Retype each line exactly. Skip images.
***** INPUT MATERIAL
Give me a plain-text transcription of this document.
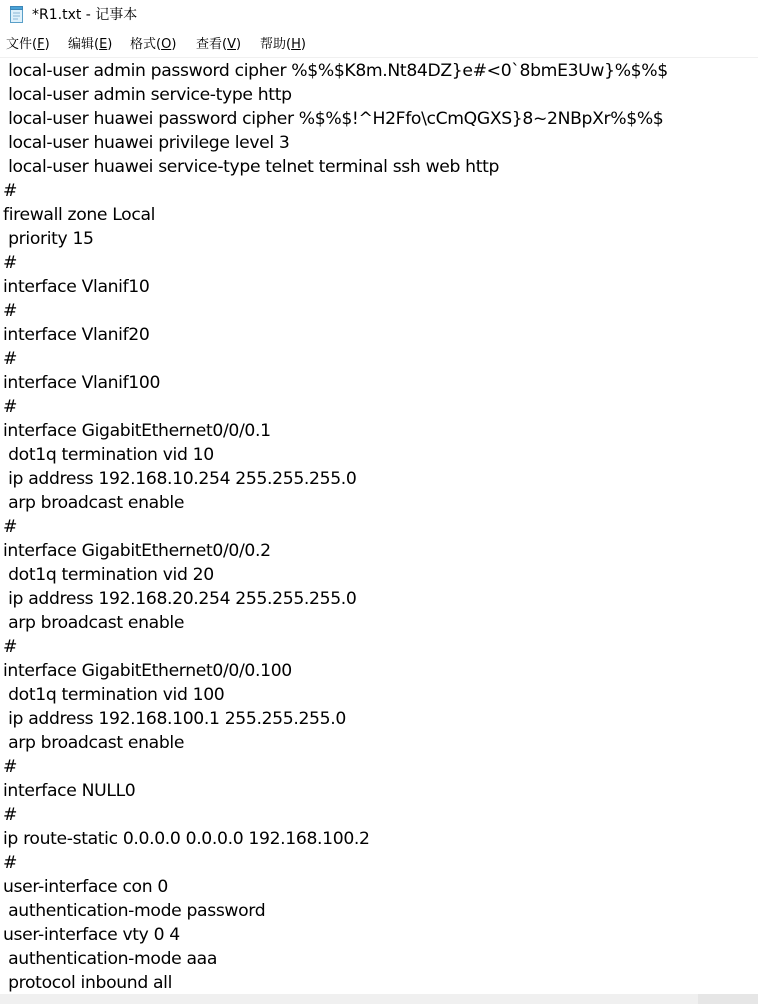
*R1.txt - 记事本
文件(F) 编辑(E) 格式(O) 查看(V) 帮助(H)
local-user admin password cipher %$%$K8m.Nt84DZ}e#<0`8bmE3Uw}%$%$
local-user admin service-type http
local-user huawei password cipher %$%$!^H2Ffo\cCmQGXS}8~2NBpXr%$%$
local-user huawei privilege level 3
local-user huawei service-type telnet terminal ssh web http
#
firewall zone Local
priority 15
#
interface Vlanif10
#
interface Vlanif20
#
interface Vlanif100
#
interface GigabitEthernet0/0/0.1
dot1q termination vid 10
ip address 192.168.10.254 255.255.255.0
arp broadcast enable
#
interface GigabitEthernet0/0/0.2
dot1q termination vid 20
ip address 192.168.20.254 255.255.255.0
arp broadcast enable
#
interface GigabitEthernet0/0/0.100
dot1q termination vid 100
ip address 192.168.100.1 255.255.255.0
arp broadcast enable
#
interface NULL0
#
ip route-static 0.0.0.0 0.0.0.0 192.168.100.2
#
user-interface con 0
authentication-mode password
user-interface vty 0 4
authentication-mode aaa
protocol inbound all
**********
PROBLEM SOLUTION:
Give me a plain-text transcription of this document.
*R1.txt - 记事本
文件(F) 编辑(E) 格式(O) 查看(V) 帮助(H)
local-user admin password cipher %$%$K8m.Nt84DZ}e#<0`8bmE3Uw}%$%$
local-user admin service-type http
local-user huawei password cipher %$%$!^H2Ffo\cCmQGXS}8~2NBpXr%$%$
local-user huawei privilege level 3
local-user huawei service-type telnet terminal ssh web http
#
firewall zone Local
priority 15
#
interface Vlanif10
#
interface Vlanif20
#
interface Vlanif100
#
interface GigabitEthernet0/0/0.1
dot1q termination vid 10
ip address 192.168.10.254 255.255.255.0
arp broadcast enable
#
interface GigabitEthernet0/0/0.2
dot1q termination vid 20
ip address 192.168.20.254 255.255.255.0
arp broadcast enable
#
interface GigabitEthernet0/0/0.100
dot1q termination vid 100
ip address 192.168.100.1 255.255.255.0
arp broadcast enable
#
interface NULL0
#
ip route-static 0.0.0.0 0.0.0.0 192.168.100.2
#
user-interface con 0
authentication-mode password
user-interface vty 0 4
authentication-mode aaa
protocol inbound all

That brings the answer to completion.